[start of TEXT PASSAGE]
Thats an awesome job mate and some cracking depth which i think is hard to achieve in those type of colours. Really like the Polo and as someone else said looks aggresive. The GTi would be nice. Im so jealous of your gazebo!:lol:


----------



## Big Bru (Apr 27, 2008)

The new polo looks ace! defiantly in the best colour:thumb:
Top detail!:thumb:


----------



## hender1 (Mar 2, 2010)

Thanks, really looks well.


----------



## Baker21 (Aug 7, 2007)

Chris_VRS said:


> Good stuff chap:thumb:
> 
> Love the front end of the new Polo's, very aggressive & Nimbus Grey suits it really well.


Thanks Chris and there is a super smart Audi TT for sale on Edition38 that I know of........



HC1001 said:


> Great work Si, nice to see the shavers working again...........
> 
> Meg's glass cleaner is my fav glass cleaner at the moment, the paint finish look superb, nice work.
> 
> H


Sure is Howard, just had a trim though and completely agree with you about the Megs Glass Cleaner, Jules and I are using it in the house now for most things, seems to work well on kitchen hobs.........:thumb:



-tom- said:


> Nice work Si no jules today? I do like the new polo the gti looks very tidy aswell.


Jules was working but she will be in the next detail............



Mr_X said:


> Top work on a crap car!
> 
> I think in this picture that the motor isn't sitting very well.. Is it my idea?


Did you mean to say what you stated?

The engine position is normal and this is similar in the Ibiza's...........:car:



Mouse said:


> Don't you mean Mk8 Polo  Really good job, car looks really smart and was the same colour as my mums old Polo


Now that you have said that I think it is the MK5 isn't it?



warrenlord51 said:


> very nice wet look, were do you source your black rubber gloves ?


Thanks mate, if you drop -kev- a PM then he will be able to help you out.........:thumb:



evotuning said:


> Great work ! How long did You wait after buffing of Colli and applying Z8 ?


Just under an hour while I did the interior, etc.............never had any problems applying Z8 over Collinite...........
[end of TEXT PASSAGE]
[start of PROVIDED RECORDS]
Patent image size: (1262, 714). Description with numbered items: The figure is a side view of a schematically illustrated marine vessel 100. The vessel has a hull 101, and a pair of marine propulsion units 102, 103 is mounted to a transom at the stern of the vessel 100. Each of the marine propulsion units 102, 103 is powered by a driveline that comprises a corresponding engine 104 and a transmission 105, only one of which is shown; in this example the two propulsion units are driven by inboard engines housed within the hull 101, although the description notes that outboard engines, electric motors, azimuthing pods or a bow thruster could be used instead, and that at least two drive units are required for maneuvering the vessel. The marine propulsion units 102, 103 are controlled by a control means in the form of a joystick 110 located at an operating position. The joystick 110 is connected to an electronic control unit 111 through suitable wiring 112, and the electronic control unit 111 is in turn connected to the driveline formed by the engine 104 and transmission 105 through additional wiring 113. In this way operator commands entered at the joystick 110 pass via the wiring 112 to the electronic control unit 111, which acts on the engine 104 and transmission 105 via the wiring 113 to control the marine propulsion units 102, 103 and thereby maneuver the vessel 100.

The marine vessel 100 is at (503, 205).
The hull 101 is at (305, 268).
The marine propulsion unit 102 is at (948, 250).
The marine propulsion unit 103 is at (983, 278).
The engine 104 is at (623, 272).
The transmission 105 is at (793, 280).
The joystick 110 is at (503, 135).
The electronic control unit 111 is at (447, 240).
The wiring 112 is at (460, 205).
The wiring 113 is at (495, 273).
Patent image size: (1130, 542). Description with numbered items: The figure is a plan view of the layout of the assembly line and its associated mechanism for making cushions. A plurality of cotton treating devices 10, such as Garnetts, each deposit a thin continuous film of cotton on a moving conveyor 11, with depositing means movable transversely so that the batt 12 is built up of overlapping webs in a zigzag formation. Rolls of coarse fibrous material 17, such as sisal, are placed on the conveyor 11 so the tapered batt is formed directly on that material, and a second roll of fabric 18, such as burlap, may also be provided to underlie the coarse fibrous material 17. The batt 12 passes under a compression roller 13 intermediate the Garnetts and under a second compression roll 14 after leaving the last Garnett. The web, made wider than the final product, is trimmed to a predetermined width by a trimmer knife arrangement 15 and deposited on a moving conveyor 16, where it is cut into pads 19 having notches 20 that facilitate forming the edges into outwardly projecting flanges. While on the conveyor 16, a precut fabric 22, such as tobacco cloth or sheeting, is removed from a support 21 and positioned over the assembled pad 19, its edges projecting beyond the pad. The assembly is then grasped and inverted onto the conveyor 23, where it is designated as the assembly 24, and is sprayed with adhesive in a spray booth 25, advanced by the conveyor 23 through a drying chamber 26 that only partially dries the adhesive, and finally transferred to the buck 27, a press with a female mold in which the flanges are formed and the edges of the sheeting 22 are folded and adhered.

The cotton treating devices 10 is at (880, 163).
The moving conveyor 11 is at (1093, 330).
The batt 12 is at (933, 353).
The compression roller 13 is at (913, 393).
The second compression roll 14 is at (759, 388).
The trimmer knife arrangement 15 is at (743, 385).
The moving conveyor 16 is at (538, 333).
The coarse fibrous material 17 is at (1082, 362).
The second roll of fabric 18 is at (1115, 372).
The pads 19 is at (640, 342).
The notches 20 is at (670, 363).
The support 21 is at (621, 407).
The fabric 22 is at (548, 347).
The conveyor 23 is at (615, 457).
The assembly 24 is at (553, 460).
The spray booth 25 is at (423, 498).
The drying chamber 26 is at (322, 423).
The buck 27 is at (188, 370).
[end of PROVIDED RECORDS]
- EXERCISE -
Continue the forum thread about detailing the new Polo, starting after its final reply.

- RESULT FOR THIS EXERCISE -
GIZTO29 said:


> Thats an awesome job mate and some cracking depth which i think is hard to achieve in those type of colours. Really like the Polo and as someone else said looks aggresive. The GTi would be nice. Im so jealous of your gazebo!:lol:


Thanks very much mate, very kind and the gazebo has it's uses although for the money I think I would like to spend a little more to get another one............:lol:


----------



## magpieV6 (Jul 29, 2008)

Cracking work! Lovely glossy finish, love the new polo's


----------



## GIZTO29 (May 8, 2009)

Baker21 said:


> Thanks very much mate, very kind and the gazebo has it's uses although for the money I think I would like to spend a little more to get another one............:lol:


If you dont mind me asking what would be a ball park figure for it and what are the approx dimensions? 
Thanks Phil


----------



## Baker21 (Aug 7, 2007)

GIZTO29 said:


> If you dont mind me asking what would be a ball park figure for it and what are the approx dimensions?
> Thanks Phil


The gazebo I have is 6 x 3 and cost around £100 but I did get it in a 'sale' time from the supplier through Amazon....:thumb:


----------



## sim L (Jan 3, 2010)

More fantastic work mate! :thumb:

Really loving the look of the new Polo!


----------



## ahaydock (Jan 4, 2007)

Looking good there mate and I quite like these new Polos :thumb:


----------



## Mike_Rose (Jul 21, 2008)

Nice work fella, may I ask the steps and speeds used with the 220 and the menz - I'm working on a battered 53 plate polo and just about to go into final finish after correction.

Ta.


----------



## Baker21 (Aug 7, 2007)

Mike_Rose said:


> Nice work fella, may I ask the steps and speeds used with the 220 and the menz - I'm working on a battered 53 plate polo and just about to go into final finish after correction.
> 
> Ta.


On this motor I was merely running over the paintwork at speed 3 with the Menz Final Finish, just to esnure a nice glossy finish, for correction work maybe working with Menz IP I would be using speed 5-6 depending on the defects and then varying the pressure accordingly............:thumb:


----------



## mdk1 (Jun 19, 2006)

Only just seen this, Very nice job Simon.
Another nice little Polo you got there Rich, this one No4?
Should have got a Fabia 12v


----------



## Tiptronic (May 9, 2006)

Cracking job as always Simon. That colour looks lovely and wet. How do you find the Jetseal on the wheel inners?

The new Polo looks absolutely fantastic......from the outside, but the interior is rather too somber. The problem is the same with the Ibiza, and even worse on the Furby sadly. We looked at all three for t'other half. VW group could do with taking a look at the latest Ford and Vauxhall interiors.

Thanks
Chris


----------



## telewebby (Apr 27, 2009)

as always great work.

oh and think i spotted you last sunday in stratford

alex


----------



## Baker21 (Aug 7, 2007)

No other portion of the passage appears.